§ What you will do
Every line with the word "conséquences" in it should be extracted from the data that follows.

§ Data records
----------------

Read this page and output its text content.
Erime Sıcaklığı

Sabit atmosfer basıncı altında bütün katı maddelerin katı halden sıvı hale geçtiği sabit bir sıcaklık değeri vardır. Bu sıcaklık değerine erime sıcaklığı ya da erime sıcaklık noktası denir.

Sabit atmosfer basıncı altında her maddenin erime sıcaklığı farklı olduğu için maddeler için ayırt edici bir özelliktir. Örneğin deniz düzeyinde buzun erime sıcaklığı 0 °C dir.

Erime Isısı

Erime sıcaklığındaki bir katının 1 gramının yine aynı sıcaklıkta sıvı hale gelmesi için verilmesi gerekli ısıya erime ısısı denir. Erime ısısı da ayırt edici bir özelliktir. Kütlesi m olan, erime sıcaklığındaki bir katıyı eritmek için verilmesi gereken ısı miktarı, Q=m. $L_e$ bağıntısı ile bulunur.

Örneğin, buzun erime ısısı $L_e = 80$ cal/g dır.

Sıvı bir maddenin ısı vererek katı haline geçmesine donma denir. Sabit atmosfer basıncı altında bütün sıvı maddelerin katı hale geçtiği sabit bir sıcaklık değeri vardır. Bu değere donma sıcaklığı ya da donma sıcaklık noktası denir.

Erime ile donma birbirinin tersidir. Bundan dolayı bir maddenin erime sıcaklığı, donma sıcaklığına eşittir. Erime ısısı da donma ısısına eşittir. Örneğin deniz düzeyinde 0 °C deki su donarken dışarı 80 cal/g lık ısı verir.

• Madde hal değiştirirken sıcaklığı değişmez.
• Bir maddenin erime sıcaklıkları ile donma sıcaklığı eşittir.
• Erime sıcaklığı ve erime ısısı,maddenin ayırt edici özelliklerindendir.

----------------

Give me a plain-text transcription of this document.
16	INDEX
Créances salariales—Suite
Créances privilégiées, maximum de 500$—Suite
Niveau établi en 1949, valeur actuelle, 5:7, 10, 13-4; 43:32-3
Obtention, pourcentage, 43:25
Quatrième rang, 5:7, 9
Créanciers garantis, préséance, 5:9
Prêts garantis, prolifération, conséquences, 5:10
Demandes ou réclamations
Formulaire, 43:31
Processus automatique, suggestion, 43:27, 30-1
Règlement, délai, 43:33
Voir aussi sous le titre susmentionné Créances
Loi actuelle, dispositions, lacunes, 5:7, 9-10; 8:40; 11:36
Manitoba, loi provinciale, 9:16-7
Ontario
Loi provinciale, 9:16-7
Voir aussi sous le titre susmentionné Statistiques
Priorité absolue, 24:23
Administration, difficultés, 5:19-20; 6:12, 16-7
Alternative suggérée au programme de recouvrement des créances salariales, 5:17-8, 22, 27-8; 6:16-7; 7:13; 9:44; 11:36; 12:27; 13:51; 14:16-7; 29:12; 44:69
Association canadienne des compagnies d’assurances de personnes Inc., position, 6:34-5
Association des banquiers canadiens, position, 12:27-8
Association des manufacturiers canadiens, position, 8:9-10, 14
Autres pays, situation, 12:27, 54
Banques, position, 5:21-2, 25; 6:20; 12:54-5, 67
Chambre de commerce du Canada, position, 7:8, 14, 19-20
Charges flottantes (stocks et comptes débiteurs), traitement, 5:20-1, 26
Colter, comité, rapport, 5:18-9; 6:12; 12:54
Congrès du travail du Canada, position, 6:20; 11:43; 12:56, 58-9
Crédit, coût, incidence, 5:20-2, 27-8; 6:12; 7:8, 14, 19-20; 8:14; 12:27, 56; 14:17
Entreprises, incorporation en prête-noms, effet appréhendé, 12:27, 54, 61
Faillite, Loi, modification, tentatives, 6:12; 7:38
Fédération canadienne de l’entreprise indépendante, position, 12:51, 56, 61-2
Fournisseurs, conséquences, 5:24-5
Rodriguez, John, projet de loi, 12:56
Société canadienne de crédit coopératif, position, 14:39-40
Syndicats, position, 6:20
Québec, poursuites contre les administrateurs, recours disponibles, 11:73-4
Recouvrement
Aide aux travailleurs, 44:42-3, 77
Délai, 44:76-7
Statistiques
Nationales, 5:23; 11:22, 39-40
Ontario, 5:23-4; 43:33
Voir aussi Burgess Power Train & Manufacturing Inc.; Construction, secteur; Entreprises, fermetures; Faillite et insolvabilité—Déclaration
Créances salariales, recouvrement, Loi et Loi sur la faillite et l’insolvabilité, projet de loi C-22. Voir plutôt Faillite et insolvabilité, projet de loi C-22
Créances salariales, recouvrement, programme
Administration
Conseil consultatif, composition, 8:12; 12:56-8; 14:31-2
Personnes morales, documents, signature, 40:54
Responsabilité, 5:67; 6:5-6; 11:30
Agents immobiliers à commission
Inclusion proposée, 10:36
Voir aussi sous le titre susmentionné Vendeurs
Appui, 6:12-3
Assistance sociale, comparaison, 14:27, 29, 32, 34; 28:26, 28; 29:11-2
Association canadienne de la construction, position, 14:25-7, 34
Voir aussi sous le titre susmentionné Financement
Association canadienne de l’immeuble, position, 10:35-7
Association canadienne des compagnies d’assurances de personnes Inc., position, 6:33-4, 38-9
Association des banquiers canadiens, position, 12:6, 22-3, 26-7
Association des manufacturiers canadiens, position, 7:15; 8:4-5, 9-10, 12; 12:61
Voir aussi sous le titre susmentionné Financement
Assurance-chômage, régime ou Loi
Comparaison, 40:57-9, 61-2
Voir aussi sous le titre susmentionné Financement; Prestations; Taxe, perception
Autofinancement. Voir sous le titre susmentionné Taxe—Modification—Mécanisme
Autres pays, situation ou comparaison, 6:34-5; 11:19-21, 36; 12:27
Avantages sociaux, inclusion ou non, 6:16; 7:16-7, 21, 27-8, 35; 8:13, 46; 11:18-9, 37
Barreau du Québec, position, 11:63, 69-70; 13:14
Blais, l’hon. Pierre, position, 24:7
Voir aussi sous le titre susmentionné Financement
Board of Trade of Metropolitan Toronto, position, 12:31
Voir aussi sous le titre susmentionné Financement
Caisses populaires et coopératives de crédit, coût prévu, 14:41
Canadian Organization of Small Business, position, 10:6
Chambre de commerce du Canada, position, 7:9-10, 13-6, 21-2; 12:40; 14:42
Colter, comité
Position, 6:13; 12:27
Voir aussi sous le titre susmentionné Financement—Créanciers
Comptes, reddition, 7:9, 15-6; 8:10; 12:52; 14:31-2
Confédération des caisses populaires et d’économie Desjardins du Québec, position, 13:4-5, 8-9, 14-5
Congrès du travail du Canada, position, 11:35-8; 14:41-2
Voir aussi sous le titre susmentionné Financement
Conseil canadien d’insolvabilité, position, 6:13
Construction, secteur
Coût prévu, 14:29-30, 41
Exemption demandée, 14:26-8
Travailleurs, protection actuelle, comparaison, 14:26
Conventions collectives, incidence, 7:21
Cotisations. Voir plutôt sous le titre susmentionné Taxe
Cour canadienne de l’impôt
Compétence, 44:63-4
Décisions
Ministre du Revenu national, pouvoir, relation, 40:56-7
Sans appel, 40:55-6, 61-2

----------------

§ Problem solution
Prêts garantis, prolifération, conséquences, 5:10
Fournisseurs, conséquences, 5:24-5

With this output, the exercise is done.